##### Record excerpts #####

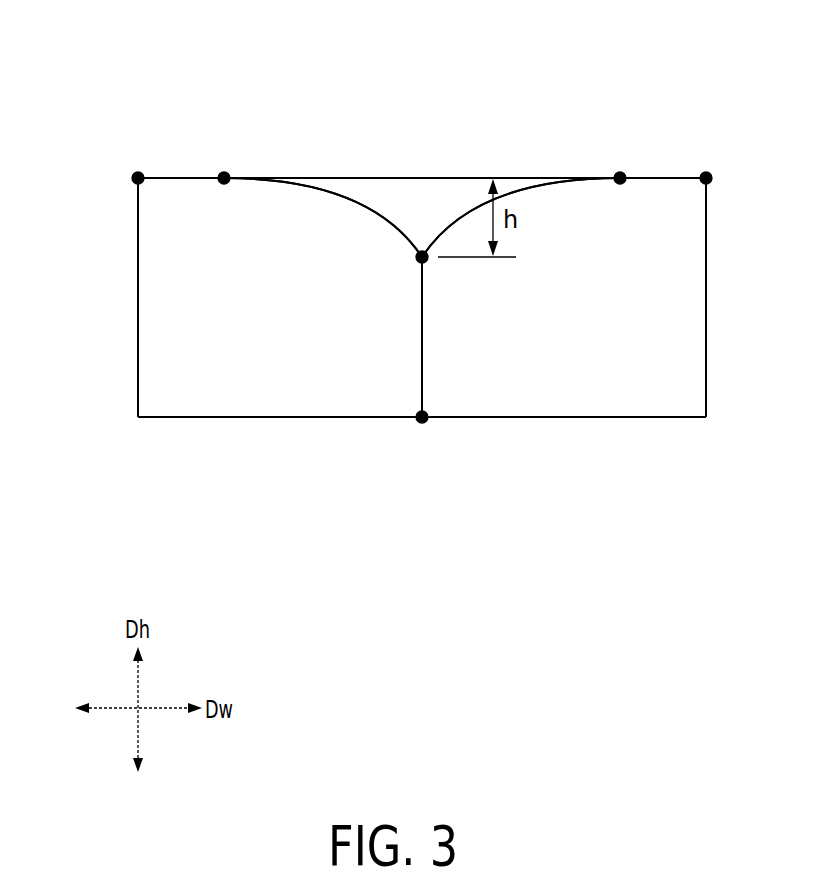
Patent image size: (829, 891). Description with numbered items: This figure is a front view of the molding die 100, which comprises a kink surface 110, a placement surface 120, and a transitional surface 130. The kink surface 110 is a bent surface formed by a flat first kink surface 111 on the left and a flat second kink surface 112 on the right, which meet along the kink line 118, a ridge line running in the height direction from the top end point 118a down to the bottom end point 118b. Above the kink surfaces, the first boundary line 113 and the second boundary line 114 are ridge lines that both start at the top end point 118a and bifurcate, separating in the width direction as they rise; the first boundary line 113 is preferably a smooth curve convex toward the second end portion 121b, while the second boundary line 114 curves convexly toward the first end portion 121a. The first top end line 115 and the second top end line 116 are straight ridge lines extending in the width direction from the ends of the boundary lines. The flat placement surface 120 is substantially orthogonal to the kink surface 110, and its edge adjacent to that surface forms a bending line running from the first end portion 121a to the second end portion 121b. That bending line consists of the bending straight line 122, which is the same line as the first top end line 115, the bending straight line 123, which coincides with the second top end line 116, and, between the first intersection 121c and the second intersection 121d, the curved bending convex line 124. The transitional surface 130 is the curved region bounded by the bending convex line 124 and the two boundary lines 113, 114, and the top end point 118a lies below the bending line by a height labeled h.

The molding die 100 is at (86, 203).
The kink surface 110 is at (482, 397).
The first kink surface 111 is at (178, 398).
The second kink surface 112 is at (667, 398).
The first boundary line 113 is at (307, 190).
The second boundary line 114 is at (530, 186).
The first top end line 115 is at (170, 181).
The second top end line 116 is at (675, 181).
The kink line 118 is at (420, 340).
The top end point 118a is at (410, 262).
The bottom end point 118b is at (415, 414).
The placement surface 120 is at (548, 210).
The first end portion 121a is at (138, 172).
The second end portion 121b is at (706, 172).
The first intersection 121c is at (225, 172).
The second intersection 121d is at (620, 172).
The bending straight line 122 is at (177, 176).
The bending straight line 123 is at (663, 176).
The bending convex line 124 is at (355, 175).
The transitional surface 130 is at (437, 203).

#####

Instructions for the task =>
Rewrite all of the data above, replacing "front view" with "plan view" and keeping everything else the same. Leave out the pictures.

Solution for this exercise =>
Patent image size: (829, 891). Description with numbered items: This figure is a plan view of the molding die 100, which comprises a kink surface 110, a placement surface 120, and a transitional surface 130. The kink surface 110 is a bent surface formed by a flat first kink surface 111 on the left and a flat second kink surface 112 on the right, which meet along the kink line 118, a ridge line running in the height direction from the top end point 118a down to the bottom end point 118b. Above the kink surfaces, the first boundary line 113 and the second boundary line 114 are ridge lines that both start at the top end point 118a and bifurcate, separating in the width direction as they rise; the first boundary line 113 is preferably a smooth curve convex toward the second end portion 121b, while the second boundary line 114 curves convexly toward the first end portion 121a. The first top end line 115 and the second top end line 116 are straight ridge lines extending in the width direction from the ends of the boundary lines. The flat placement surface 120 is substantially orthogonal to the kink surface 110, and its edge adjacent to that surface forms a bending line running from the first end portion 121a to the second end portion 121b. That bending line consists of the bending straight line 122, which is the same line as the first top end line 115, the bending straight line 123, which coincides with the second top end line 116, and, between the first intersection 121c and the second intersection 121d, the curved bending convex line 124. The transitional surface 130 is the curved region bounded by the bending convex line 124 and the two boundary lines 113, 114, and the top end point 118a lies below the bending line by a height labeled h.

The molding die 100 is at (86, 203).
The kink surface 110 is at (482, 397).
The first kink surface 111 is at (178, 398).
The second kink surface 112 is at (667, 398).
The first boundary line 113 is at (307, 190).
The second boundary line 114 is at (530, 186).
The first top end line 115 is at (170, 181).
The second top end line 116 is at (675, 181).
The kink line 118 is at (420, 340).
The top end point 118a is at (410, 262).
The bottom end point 118b is at (415, 414).
The placement surface 120 is at (548, 210).
The first end portion 121a is at (138, 172).
The second end portion 121b is at (706, 172).
The first intersection 121c is at (225, 172).
The second intersection 121d is at (620, 172).
The bending straight line 122 is at (177, 176).
The bending straight line 123 is at (663, 176).
The bending convex line 124 is at (355, 175).
The transitional surface 130 is at (437, 203).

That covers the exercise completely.